_The task_
Give the data below again exactly as it stands. Omit the pictures.

[Data listing]

☆ ☆ ☆ ☆ ☆

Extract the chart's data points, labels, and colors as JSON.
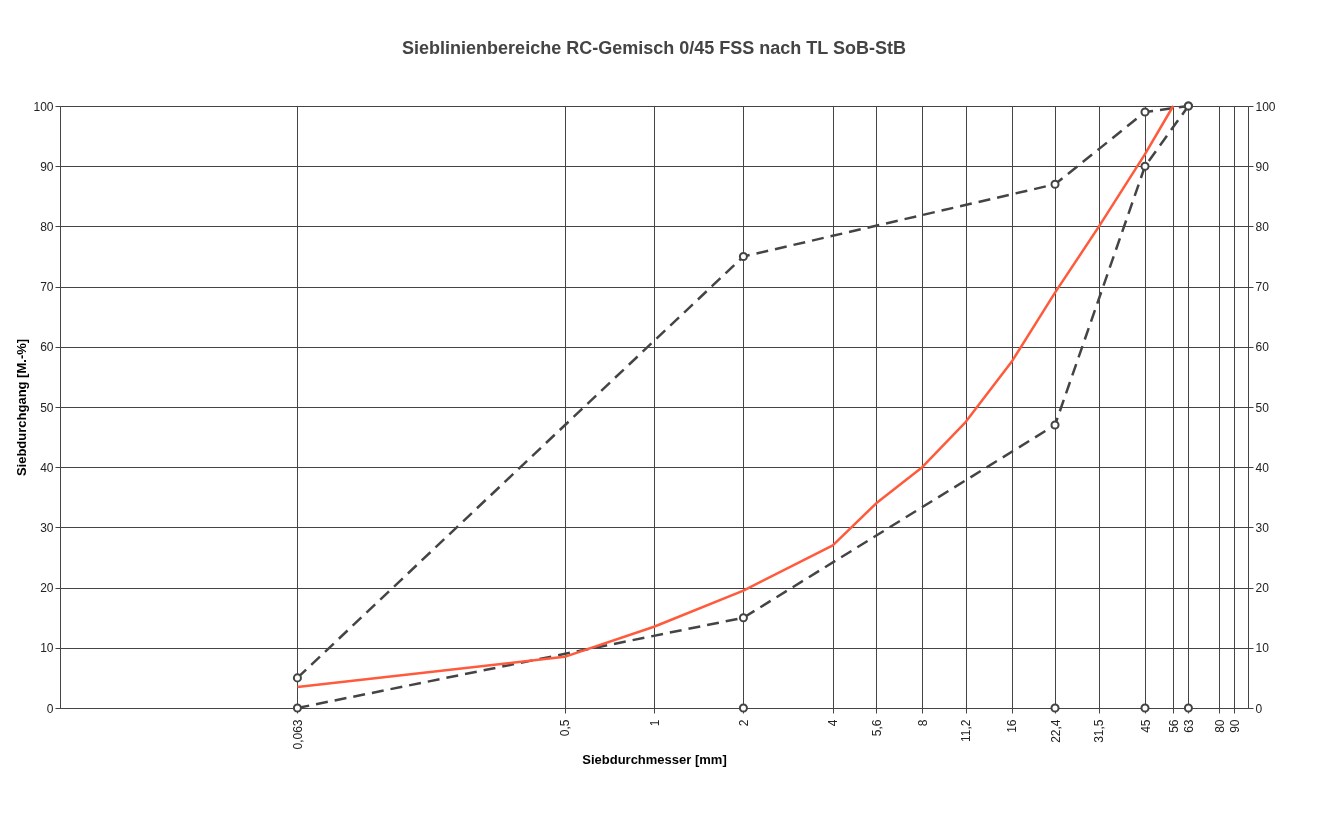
{
  "chart_data": {
    "type": "line",
    "title": "Sieblinienbereiche RC-Gemisch 0/45 FSS nach TL SoB-StB",
    "xlabel": "Siebdurchmesser [mm]",
    "ylabel": "Siebdurchgang [M.-%]",
    "log": "x",
    "xlim": [
      0.01,
      100
    ],
    "xticks": [
      {
        "value": 0.063,
        "label": "0,063"
      },
      {
        "value": 0.5,
        "label": "0,5"
      },
      1,
      2,
      4,
      {
        "value": 5.6,
        "label": "5,6"
      },
      8,
      {
        "value": 11.2,
        "label": "11,2"
      },
      16,
      {
        "value": 22.4,
        "label": "22,4"
      },
      {
        "value": 31.5,
        "label": "31,5"
      },
      45,
      56,
      63,
      80,
      90
    ],
    "ylim": [
      0,
      100
    ],
    "yticks": [
      0,
      10,
      20,
      30,
      40,
      50,
      60,
      70,
      80,
      90,
      100
    ],
    "y2lim": [
      0,
      100
    ],
    "y2ticks": [
      0,
      10,
      20,
      30,
      40,
      50,
      60,
      70,
      80,
      90,
      100
    ],
    "grid": true,
    "series": [
      {
        "color": "#444444",
        "line_style": "dashed",
        "marker": "circle",
        "x": [
          0.063,
          2,
          22.4,
          45,
          63
        ],
        "values": [
          5,
          75,
          87,
          99,
          100
        ]
      },
      {
        "color": "#444444",
        "line_style": "dashed",
        "marker": "circle",
        "x": [
          0.063,
          2,
          22.4,
          45,
          63
        ],
        "values": [
          0,
          15,
          47,
          90,
          100
        ]
      },
      {
        "color": "#ff5a3c",
        "line_style": "solid",
        "marker": "none",
        "x": [
          0.063,
          0.5,
          1,
          2,
          4,
          5.6,
          8,
          11.2,
          16,
          22.4,
          31.5,
          45,
          56
        ],
        "values": [
          3.5,
          8.5,
          13.5,
          19.5,
          27,
          34,
          40,
          47.5,
          57.5,
          69,
          80,
          92,
          100
        ]
      },
      {
        "type": "scatter",
        "color": "#444444",
        "marker": "circle",
        "x": [
          2,
          22.4,
          45,
          63
        ],
        "values": [
          0,
          0,
          0,
          0
        ]
      }
    ]
  }
}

☆ ☆ ☆ ☆ ☆

_Response for this exercise_
Extract the chart's data points, labels, and colors as JSON.
{
  "chart_data": {
    "type": "line",
    "title": "Sieblinienbereiche RC-Gemisch 0/45 FSS nach TL SoB-StB",
    "xlabel": "Siebdurchmesser [mm]",
    "ylabel": "Siebdurchgang [M.-%]",
    "log": "x",
    "xlim": [
      0.01,
      100
    ],
    "xticks": [
      {
        "value": 0.063,
        "label": "0,063"
      },
      {
        "value": 0.5,
        "label": "0,5"
      },
      1,
      2,
      4,
      {
        "value": 5.6,
        "label": "5,6"
      },
      8,
      {
        "value": 11.2,
        "label": "11,2"
      },
      16,
      {
        "value": 22.4,
        "label": "22,4"
      },
      {
        "value": 31.5,
        "label": "31,5"
      },
      45,
      56,
      63,
      80,
      90
    ],
    "ylim": [
      0,
      100
    ],
    "yticks": [
      0,
      10,
      20,
      30,
      40,
      50,
      60,
      70,
      80,
      90,
      100
    ],
    "y2lim": [
      0,
      100
    ],
    "y2ticks": [
      0,
      10,
      20,
      30,
      40,
      50,
      60,
      70,
      80,
      90,
      100
    ],
    "grid": true,
    "series": [
      {
        "color": "#444444",
        "line_style": "dashed",
        "marker": "circle",
        "x": [
          0.063,
          2,
          22.4,
          45,
          63
        ],
        "values": [
          5,
          75,
          87,
          99,
          100
        ]
      },
      {
        "color": "#444444",
        "line_style": "dashed",
        "marker": "circle",
        "x": [
          0.063,
          2,
          22.4,
          45,
          63
        ],
        "values": [
          0,
          15,
          47,
          90,
          100
        ]
      },
      {
        "color": "#ff5a3c",
        "line_style": "solid",
        "marker": "none",
        "x": [
          0.063,
          0.5,
          1,
          2,
          4,
          5.6,
          8,
          11.2,
          16,
          22.4,
          31.5,
          45,
          56
        ],
        "values": [
          3.5,
          8.5,
          13.5,
          19.5,
          27,
          34,
          40,
          47.5,
          57.5,
          69,
          80,
          92,
          100
        ]
      },
      {
        "type": "scatter",
        "color": "#444444",
        "marker": "circle",
        "x": [
          2,
          22.4,
          45,
          63
        ],
        "values": [
          0,
          0,
          0,
          0
        ]
      }
    ]
  }
}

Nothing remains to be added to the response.